● Exercise
Give the entries back exactly, dropping each image.

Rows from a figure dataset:
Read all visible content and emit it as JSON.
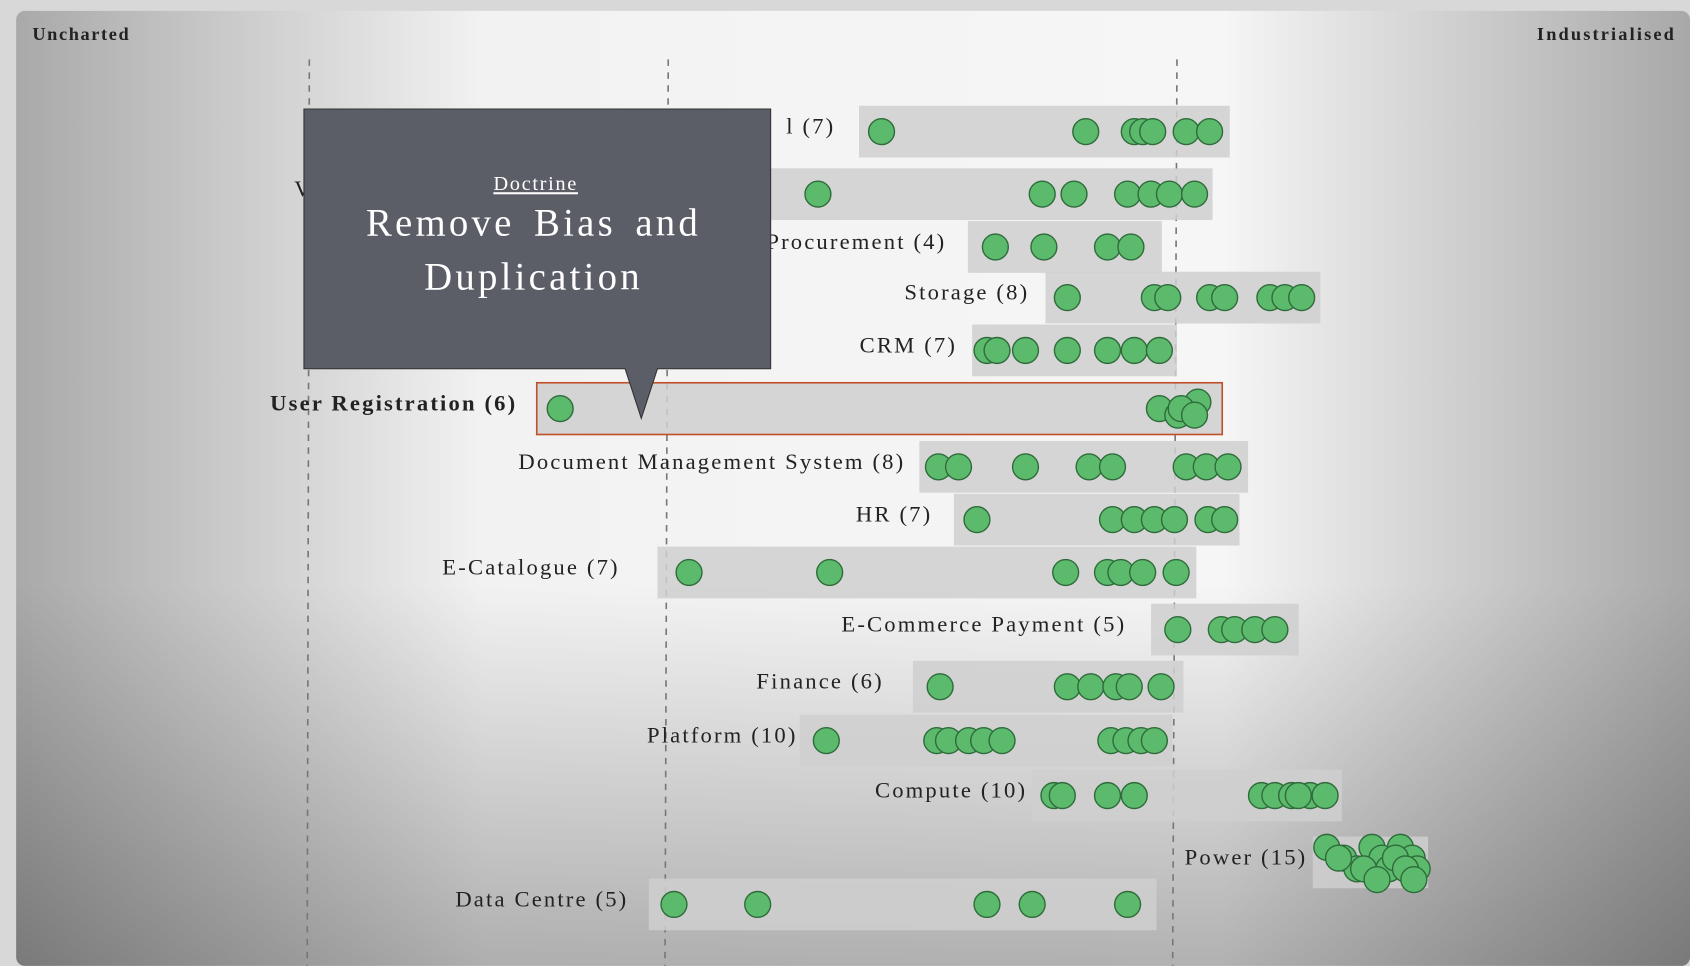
{
  "chart_data": {
    "type": "duplication",
    "xlim": [
      0,
      100
    ],
    "axis_labels": [
      "Uncharted",
      "Industrialised"
    ],
    "rows": [
      {
        "label": "l (7)",
        "values": [
          51.7,
          63.9,
          66.8,
          67.3,
          67.9,
          69.9,
          71.3
        ]
      },
      {
        "label": "V",
        "values": [
          47.9,
          61.3,
          63.2,
          66.4,
          67.8,
          68.9,
          70.4
        ]
      },
      {
        "label": "Procurement (4)",
        "values": [
          58.5,
          61.4,
          65.2,
          66.6
        ]
      },
      {
        "label": "Storage (8)",
        "values": [
          62.8,
          68.0,
          68.8,
          71.3,
          72.2,
          74.9,
          75.8,
          76.8
        ]
      },
      {
        "label": "CRM (7)",
        "values": [
          58.0,
          58.6,
          60.3,
          62.8,
          65.2,
          66.8,
          68.3
        ]
      },
      {
        "label": "User Registration (6)",
        "values": [
          32.5,
          68.3,
          69.4,
          70.6,
          69.6,
          70.4
        ]
      },
      {
        "label": "Document Management System (8)",
        "values": [
          55.1,
          56.3,
          60.3,
          64.1,
          65.5,
          69.9,
          71.1,
          72.4
        ]
      },
      {
        "label": "HR (7)",
        "values": [
          57.4,
          65.5,
          66.8,
          68.0,
          69.2,
          71.2,
          72.2
        ]
      },
      {
        "label": "E-Catalogue (7)",
        "values": [
          40.2,
          48.6,
          62.7,
          65.2,
          66.0,
          67.3,
          69.3
        ]
      },
      {
        "label": "E-Commerce Payment (5)",
        "values": [
          69.4,
          72.0,
          72.8,
          74.0,
          75.2
        ]
      },
      {
        "label": "Finance (6)",
        "values": [
          55.2,
          62.8,
          64.2,
          65.7,
          66.5,
          68.4
        ]
      },
      {
        "label": "Platform (10)",
        "values": [
          48.4,
          55.0,
          55.7,
          56.9,
          57.8,
          58.9,
          65.4,
          66.3,
          67.2,
          68.0
        ]
      },
      {
        "label": "Compute (10)",
        "values": [
          62.0,
          62.5,
          65.2,
          66.8,
          74.4,
          75.2,
          76.2,
          77.3,
          78.2,
          76.6
        ]
      },
      {
        "label": "Power (15)",
        "values": [
          78.3,
          79.3,
          80.1,
          81.0,
          81.6,
          82.0,
          82.7,
          83.4,
          83.7,
          79.0,
          80.5,
          81.3,
          82.4,
          83.0,
          83.5
        ]
      },
      {
        "label": "Data Centre (5)",
        "values": [
          39.3,
          44.3,
          58.0,
          60.7,
          66.4
        ]
      }
    ],
    "callout": {
      "heading": "Doctrine",
      "lines": [
        "Remove Bias and",
        "Duplication"
      ]
    }
  }
}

● Answer in full
Read all visible content and emit it as JSON.
{
  "chart_data": {
    "type": "duplication",
    "xlim": [
      0,
      100
    ],
    "axis_labels": [
      "Uncharted",
      "Industrialised"
    ],
    "rows": [
      {
        "label": "l (7)",
        "values": [
          51.7,
          63.9,
          66.8,
          67.3,
          67.9,
          69.9,
          71.3
        ]
      },
      {
        "label": "V",
        "values": [
          47.9,
          61.3,
          63.2,
          66.4,
          67.8,
          68.9,
          70.4
        ]
      },
      {
        "label": "Procurement (4)",
        "values": [
          58.5,
          61.4,
          65.2,
          66.6
        ]
      },
      {
        "label": "Storage (8)",
        "values": [
          62.8,
          68.0,
          68.8,
          71.3,
          72.2,
          74.9,
          75.8,
          76.8
        ]
      },
      {
        "label": "CRM (7)",
        "values": [
          58.0,
          58.6,
          60.3,
          62.8,
          65.2,
          66.8,
          68.3
        ]
      },
      {
        "label": "User Registration (6)",
        "values": [
          32.5,
          68.3,
          69.4,
          70.6,
          69.6,
          70.4
        ]
      },
      {
        "label": "Document Management System (8)",
        "values": [
          55.1,
          56.3,
          60.3,
          64.1,
          65.5,
          69.9,
          71.1,
          72.4
        ]
      },
      {
        "label": "HR (7)",
        "values": [
          57.4,
          65.5,
          66.8,
          68.0,
          69.2,
          71.2,
          72.2
        ]
      },
      {
        "label": "E-Catalogue (7)",
        "values": [
          40.2,
          48.6,
          62.7,
          65.2,
          66.0,
          67.3,
          69.3
        ]
      },
      {
        "label": "E-Commerce Payment (5)",
        "values": [
          69.4,
          72.0,
          72.8,
          74.0,
          75.2
        ]
      },
      {
        "label": "Finance (6)",
        "values": [
          55.2,
          62.8,
          64.2,
          65.7,
          66.5,
          68.4
        ]
      },
      {
        "label": "Platform (10)",
        "values": [
          48.4,
          55.0,
          55.7,
          56.9,
          57.8,
          58.9,
          65.4,
          66.3,
          67.2,
          68.0
        ]
      },
      {
        "label": "Compute (10)",
        "values": [
          62.0,
          62.5,
          65.2,
          66.8,
          74.4,
          75.2,
          76.2,
          77.3,
          78.2,
          76.6
        ]
      },
      {
        "label": "Power (15)",
        "values": [
          78.3,
          79.3,
          80.1,
          81.0,
          81.6,
          82.0,
          82.7,
          83.4,
          83.7,
          79.0,
          80.5,
          81.3,
          82.4,
          83.0,
          83.5
        ]
      },
      {
        "label": "Data Centre (5)",
        "values": [
          39.3,
          44.3,
          58.0,
          60.7,
          66.4
        ]
      }
    ],
    "callout": {
      "heading": "Doctrine",
      "lines": [
        "Remove Bias and",
        "Duplication"
      ]
    }
  }
}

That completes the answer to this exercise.